**Given request**. State only the count of lines in the listing below that hold "value".

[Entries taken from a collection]
....

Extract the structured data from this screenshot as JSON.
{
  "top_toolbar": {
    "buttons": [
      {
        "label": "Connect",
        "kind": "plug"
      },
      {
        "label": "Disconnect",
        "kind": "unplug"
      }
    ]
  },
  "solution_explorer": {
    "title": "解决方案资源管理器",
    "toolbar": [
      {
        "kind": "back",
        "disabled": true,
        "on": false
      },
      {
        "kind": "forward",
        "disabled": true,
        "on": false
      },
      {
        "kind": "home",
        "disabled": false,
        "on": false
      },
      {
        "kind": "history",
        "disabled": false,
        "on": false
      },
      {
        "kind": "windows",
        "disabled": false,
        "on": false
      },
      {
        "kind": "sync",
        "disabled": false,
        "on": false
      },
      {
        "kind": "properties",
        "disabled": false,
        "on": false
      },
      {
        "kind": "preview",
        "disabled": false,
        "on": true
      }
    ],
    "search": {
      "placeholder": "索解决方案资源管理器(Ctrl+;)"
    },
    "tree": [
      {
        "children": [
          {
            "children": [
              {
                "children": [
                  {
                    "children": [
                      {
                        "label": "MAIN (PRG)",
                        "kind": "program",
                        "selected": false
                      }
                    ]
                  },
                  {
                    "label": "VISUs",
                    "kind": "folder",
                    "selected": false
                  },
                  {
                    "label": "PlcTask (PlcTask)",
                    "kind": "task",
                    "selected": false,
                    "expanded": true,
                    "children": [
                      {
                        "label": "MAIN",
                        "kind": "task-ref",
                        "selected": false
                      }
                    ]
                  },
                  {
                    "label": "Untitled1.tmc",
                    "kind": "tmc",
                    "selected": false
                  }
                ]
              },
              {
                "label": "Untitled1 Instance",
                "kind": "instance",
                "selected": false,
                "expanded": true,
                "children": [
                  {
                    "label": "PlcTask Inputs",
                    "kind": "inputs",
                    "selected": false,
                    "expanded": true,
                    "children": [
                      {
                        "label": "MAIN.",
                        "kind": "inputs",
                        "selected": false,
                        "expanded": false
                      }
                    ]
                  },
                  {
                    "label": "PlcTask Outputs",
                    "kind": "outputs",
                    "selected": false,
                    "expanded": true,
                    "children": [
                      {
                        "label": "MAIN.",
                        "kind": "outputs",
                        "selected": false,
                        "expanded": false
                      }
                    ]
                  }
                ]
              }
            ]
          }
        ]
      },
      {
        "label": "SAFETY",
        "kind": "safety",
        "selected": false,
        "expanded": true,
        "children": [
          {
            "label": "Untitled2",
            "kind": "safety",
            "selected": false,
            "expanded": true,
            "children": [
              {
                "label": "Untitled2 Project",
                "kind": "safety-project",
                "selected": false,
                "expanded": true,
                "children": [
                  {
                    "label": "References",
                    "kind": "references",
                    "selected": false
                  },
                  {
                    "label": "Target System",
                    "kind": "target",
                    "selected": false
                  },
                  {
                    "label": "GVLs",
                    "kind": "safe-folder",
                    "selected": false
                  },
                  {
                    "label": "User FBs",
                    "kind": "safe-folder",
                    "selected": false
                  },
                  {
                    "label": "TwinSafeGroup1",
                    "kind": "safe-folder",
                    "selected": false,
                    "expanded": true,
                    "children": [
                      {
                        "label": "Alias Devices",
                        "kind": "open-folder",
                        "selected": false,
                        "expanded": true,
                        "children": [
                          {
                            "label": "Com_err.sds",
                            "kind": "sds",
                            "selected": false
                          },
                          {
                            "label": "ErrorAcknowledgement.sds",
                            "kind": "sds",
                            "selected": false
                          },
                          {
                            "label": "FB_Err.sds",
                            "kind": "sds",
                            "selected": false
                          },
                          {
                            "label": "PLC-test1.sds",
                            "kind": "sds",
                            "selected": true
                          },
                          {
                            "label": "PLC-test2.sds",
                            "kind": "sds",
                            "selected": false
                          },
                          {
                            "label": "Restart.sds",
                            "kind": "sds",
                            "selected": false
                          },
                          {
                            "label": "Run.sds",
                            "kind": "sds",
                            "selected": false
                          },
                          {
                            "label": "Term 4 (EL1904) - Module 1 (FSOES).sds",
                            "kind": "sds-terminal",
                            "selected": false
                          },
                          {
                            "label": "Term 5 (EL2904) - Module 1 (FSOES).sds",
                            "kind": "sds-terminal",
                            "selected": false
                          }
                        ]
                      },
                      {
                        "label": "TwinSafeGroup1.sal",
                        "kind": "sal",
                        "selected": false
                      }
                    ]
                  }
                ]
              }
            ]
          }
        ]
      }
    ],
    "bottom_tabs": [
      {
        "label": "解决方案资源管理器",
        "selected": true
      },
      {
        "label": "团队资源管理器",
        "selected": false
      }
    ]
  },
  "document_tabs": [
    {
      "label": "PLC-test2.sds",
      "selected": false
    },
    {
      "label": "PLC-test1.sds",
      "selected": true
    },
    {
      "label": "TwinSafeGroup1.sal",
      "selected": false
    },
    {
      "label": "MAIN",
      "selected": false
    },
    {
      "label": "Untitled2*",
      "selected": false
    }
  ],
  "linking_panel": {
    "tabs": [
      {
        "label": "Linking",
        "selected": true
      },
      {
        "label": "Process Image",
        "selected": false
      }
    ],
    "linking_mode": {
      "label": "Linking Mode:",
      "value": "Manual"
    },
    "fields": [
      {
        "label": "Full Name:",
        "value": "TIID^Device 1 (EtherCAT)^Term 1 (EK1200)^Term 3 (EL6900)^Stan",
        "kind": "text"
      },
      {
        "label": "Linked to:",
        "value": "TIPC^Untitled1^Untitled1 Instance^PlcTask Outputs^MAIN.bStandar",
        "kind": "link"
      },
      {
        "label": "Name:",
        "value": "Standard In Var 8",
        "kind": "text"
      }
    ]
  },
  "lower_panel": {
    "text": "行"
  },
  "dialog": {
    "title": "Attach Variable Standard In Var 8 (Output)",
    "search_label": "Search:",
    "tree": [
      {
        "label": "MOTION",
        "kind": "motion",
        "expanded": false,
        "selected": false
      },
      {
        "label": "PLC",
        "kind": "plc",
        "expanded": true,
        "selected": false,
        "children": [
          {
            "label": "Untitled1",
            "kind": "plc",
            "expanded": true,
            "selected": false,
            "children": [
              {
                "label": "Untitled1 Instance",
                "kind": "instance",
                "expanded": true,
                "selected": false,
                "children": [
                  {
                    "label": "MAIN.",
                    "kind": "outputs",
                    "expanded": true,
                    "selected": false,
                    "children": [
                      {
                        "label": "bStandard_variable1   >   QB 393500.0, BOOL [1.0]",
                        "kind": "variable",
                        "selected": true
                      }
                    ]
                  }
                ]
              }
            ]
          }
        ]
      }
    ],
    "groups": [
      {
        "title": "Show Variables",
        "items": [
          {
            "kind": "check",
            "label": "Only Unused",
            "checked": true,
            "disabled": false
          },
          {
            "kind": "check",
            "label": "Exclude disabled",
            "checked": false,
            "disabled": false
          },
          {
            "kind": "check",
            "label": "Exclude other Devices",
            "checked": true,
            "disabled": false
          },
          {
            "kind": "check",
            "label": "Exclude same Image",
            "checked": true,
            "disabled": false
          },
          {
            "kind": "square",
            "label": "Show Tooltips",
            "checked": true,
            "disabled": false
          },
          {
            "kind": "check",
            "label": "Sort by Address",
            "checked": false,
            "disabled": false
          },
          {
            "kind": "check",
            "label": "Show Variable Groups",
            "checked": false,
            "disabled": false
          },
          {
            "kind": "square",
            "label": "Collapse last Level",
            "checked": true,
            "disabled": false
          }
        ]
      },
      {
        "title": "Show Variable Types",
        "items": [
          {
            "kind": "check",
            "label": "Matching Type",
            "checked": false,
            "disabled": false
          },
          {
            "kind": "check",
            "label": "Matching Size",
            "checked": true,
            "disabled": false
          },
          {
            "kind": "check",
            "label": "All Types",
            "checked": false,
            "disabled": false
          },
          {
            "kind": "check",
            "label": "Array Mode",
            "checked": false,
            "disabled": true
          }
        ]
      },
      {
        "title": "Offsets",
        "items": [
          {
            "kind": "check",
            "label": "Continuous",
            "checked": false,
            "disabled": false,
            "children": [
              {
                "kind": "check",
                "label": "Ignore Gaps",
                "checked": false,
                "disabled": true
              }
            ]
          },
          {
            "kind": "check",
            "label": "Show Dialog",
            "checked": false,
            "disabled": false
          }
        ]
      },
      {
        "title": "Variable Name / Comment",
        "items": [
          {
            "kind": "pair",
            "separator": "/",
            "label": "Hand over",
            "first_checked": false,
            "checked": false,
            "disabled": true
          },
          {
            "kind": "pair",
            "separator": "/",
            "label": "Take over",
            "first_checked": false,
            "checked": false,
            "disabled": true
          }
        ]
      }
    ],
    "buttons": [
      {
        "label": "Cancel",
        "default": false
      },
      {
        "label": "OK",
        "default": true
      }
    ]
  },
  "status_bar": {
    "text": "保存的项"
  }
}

....

**Result below**. 4